* _YOUR GOAL_: Transcribe the records below exactly as they appear.

....

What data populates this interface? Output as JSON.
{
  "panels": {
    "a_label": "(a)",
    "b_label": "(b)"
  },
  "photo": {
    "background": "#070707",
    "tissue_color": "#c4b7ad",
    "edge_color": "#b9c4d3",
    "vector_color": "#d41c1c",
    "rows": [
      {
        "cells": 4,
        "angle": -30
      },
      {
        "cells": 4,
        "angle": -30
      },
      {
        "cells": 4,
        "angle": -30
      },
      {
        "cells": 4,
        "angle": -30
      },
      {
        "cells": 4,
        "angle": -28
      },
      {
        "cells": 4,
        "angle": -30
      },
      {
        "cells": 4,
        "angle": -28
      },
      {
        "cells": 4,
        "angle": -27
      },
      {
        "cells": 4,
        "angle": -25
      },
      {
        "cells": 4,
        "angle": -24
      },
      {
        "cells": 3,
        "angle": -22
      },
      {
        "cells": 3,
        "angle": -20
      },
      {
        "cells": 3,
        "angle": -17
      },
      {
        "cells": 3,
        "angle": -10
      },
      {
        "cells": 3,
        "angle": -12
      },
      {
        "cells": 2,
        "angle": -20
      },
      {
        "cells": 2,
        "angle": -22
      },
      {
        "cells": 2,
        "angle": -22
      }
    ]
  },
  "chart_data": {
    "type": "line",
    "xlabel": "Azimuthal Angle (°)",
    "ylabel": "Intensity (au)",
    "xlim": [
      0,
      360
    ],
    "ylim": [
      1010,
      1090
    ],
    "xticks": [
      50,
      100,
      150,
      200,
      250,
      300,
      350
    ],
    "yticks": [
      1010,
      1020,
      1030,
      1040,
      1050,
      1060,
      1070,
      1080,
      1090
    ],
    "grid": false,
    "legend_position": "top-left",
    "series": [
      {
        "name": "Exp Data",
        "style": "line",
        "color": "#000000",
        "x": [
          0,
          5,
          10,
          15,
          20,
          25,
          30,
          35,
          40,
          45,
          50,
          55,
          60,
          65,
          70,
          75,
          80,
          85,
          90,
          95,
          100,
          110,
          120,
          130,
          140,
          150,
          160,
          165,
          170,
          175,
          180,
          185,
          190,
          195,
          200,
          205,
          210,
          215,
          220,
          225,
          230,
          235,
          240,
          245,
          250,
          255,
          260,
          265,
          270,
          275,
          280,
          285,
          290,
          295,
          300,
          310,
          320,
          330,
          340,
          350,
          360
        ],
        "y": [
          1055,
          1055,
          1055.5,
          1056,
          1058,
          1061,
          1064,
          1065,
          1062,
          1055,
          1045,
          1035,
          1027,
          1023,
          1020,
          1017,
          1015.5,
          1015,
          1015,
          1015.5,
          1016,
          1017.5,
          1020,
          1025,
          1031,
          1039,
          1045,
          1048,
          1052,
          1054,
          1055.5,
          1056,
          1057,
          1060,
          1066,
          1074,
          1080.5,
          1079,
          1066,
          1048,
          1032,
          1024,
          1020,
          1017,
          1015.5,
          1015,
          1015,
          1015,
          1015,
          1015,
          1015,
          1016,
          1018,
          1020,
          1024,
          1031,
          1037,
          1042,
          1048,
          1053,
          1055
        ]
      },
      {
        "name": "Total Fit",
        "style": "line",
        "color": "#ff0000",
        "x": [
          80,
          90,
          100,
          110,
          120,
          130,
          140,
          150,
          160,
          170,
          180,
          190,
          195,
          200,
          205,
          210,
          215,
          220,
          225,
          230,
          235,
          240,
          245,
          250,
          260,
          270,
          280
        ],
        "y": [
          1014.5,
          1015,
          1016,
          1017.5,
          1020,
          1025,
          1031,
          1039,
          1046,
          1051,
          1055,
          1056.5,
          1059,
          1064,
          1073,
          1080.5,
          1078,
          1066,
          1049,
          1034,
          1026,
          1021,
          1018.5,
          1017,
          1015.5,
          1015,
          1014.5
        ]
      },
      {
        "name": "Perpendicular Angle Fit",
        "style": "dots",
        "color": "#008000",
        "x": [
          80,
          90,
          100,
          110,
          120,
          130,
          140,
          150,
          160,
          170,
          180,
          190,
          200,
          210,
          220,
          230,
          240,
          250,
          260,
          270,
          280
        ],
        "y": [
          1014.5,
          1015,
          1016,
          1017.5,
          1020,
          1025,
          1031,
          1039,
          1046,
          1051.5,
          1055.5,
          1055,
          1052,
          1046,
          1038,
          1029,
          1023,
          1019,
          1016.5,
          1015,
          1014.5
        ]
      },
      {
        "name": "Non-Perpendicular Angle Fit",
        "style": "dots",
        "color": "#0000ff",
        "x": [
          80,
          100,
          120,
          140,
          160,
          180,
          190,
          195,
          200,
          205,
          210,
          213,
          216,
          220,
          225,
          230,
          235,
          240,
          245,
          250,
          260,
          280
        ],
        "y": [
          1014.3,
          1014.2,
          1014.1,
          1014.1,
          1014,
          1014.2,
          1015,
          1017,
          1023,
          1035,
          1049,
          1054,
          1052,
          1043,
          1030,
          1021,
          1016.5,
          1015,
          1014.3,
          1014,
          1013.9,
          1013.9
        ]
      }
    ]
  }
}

....

* _COMPLETE ANSWER_:
What data populates this interface? Output as JSON.
{
  "panels": {
    "a_label": "(a)",
    "b_label": "(b)"
  },
  "photo": {
    "background": "#070707",
    "tissue_color": "#c4b7ad",
    "edge_color": "#b9c4d3",
    "vector_color": "#d41c1c",
    "rows": [
      {
        "cells": 4,
        "angle": -30
      },
      {
        "cells": 4,
        "angle": -30
      },
      {
        "cells": 4,
        "angle": -30
      },
      {
        "cells": 4,
        "angle": -30
      },
      {
        "cells": 4,
        "angle": -28
      },
      {
        "cells": 4,
        "angle": -30
      },
      {
        "cells": 4,
        "angle": -28
      },
      {
        "cells": 4,
        "angle": -27
      },
      {
        "cells": 4,
        "angle": -25
      },
      {
        "cells": 4,
        "angle": -24
      },
      {
        "cells": 3,
        "angle": -22
      },
      {
        "cells": 3,
        "angle": -20
      },
      {
        "cells": 3,
        "angle": -17
      },
      {
        "cells": 3,
        "angle": -10
      },
      {
        "cells": 3,
        "angle": -12
      },
      {
        "cells": 2,
        "angle": -20
      },
      {
        "cells": 2,
        "angle": -22
      },
      {
        "cells": 2,
        "angle": -22
      }
    ]
  },
  "chart_data": {
    "type": "line",
    "xlabel": "Azimuthal Angle (°)",
    "ylabel": "Intensity (au)",
    "xlim": [
      0,
      360
    ],
    "ylim": [
      1010,
      1090
    ],
    "xticks": [
      50,
      100,
      150,
      200,
      250,
      300,
      350
    ],
    "yticks": [
      1010,
      1020,
      1030,
      1040,
      1050,
      1060,
      1070,
      1080,
      1090
    ],
    "grid": false,
    "legend_position": "top-left",
    "series": [
      {
        "name": "Exp Data",
        "style": "line",
        "color": "#000000",
        "x": [
          0,
          5,
          10,
          15,
          20,
          25,
          30,
          35,
          40,
          45,
          50,
          55,
          60,
          65,
          70,
          75,
          80,
          85,
          90,
          95,
          100,
          110,
          120,
          130,
          140,
          150,
          160,
          165,
          170,
          175,
          180,
          185,
          190,
          195,
          200,
          205,
          210,
          215,
          220,
          225,
          230,
          235,
          240,
          245,
          250,
          255,
          260,
          265,
          270,
          275,
          280,
          285,
          290,
          295,
          300,
          310,
          320,
          330,
          340,
          350,
          360
        ],
        "y": [
          1055,
          1055,
          1055.5,
          1056,
          1058,
          1061,
          1064,
          1065,
          1062,
          1055,
          1045,
          1035,
          1027,
          1023,
          1020,
          1017,
          1015.5,
          1015,
          1015,
          1015.5,
          1016,
          1017.5,
          1020,
          1025,
          1031,
          1039,
          1045,
          1048,
          1052,
          1054,
          1055.5,
          1056,
          1057,
          1060,
          1066,
          1074,
          1080.5,
          1079,
          1066,
          1048,
          1032,
          1024,
          1020,
          1017,
          1015.5,
          1015,
          1015,
          1015,
          1015,
          1015,
          1015,
          1016,
          1018,
          1020,
          1024,
          1031,
          1037,
          1042,
          1048,
          1053,
          1055
        ]
      },
      {
        "name": "Total Fit",
        "style": "line",
        "color": "#ff0000",
        "x": [
          80,
          90,
          100,
          110,
          120,
          130,
          140,
          150,
          160,
          170,
          180,
          190,
          195,
          200,
          205,
          210,
          215,
          220,
          225,
          230,
          235,
          240,
          245,
          250,
          260,
          270,
          280
        ],
        "y": [
          1014.5,
          1015,
          1016,
          1017.5,
          1020,
          1025,
          1031,
          1039,
          1046,
          1051,
          1055,
          1056.5,
          1059,
          1064,
          1073,
          1080.5,
          1078,
          1066,
          1049,
          1034,
          1026,
          1021,
          1018.5,
          1017,
          1015.5,
          1015,
          1014.5
        ]
      },
      {
        "name": "Perpendicular Angle Fit",
        "style": "dots",
        "color": "#008000",
        "x": [
          80,
          90,
          100,
          110,
          120,
          130,
          140,
          150,
          160,
          170,
          180,
          190,
          200,
          210,
          220,
          230,
          240,
          250,
          260,
          270,
          280
        ],
        "y": [
          1014.5,
          1015,
          1016,
          1017.5,
          1020,
          1025,
          1031,
          1039,
          1046,
          1051.5,
          1055.5,
          1055,
          1052,
          1046,
          1038,
          1029,
          1023,
          1019,
          1016.5,
          1015,
          1014.5
        ]
      },
      {
        "name": "Non-Perpendicular Angle Fit",
        "style": "dots",
        "color": "#0000ff",
        "x": [
          80,
          100,
          120,
          140,
          160,
          180,
          190,
          195,
          200,
          205,
          210,
          213,
          216,
          220,
          225,
          230,
          235,
          240,
          245,
          250,
          260,
          280
        ],
        "y": [
          1014.3,
          1014.2,
          1014.1,
          1014.1,
          1014,
          1014.2,
          1015,
          1017,
          1023,
          1035,
          1049,
          1054,
          1052,
          1043,
          1030,
          1021,
          1016.5,
          1015,
          1014.3,
          1014,
          1013.9,
          1013.9
        ]
      }
    ]
  }
}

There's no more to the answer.